Problem details. Give only the number of lines that include the string "form".

## START Records for processing

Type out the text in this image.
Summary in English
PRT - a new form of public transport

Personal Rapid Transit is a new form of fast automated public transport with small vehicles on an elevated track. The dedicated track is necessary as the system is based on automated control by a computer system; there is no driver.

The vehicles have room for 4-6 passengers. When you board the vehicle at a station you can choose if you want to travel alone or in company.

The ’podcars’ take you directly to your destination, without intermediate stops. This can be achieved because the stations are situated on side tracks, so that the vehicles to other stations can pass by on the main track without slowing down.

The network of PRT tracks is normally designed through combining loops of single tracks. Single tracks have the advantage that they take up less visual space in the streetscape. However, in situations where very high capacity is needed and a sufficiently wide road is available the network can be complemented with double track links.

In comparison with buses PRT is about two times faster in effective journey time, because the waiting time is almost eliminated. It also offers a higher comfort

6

## END Records for processing

The completed task. 2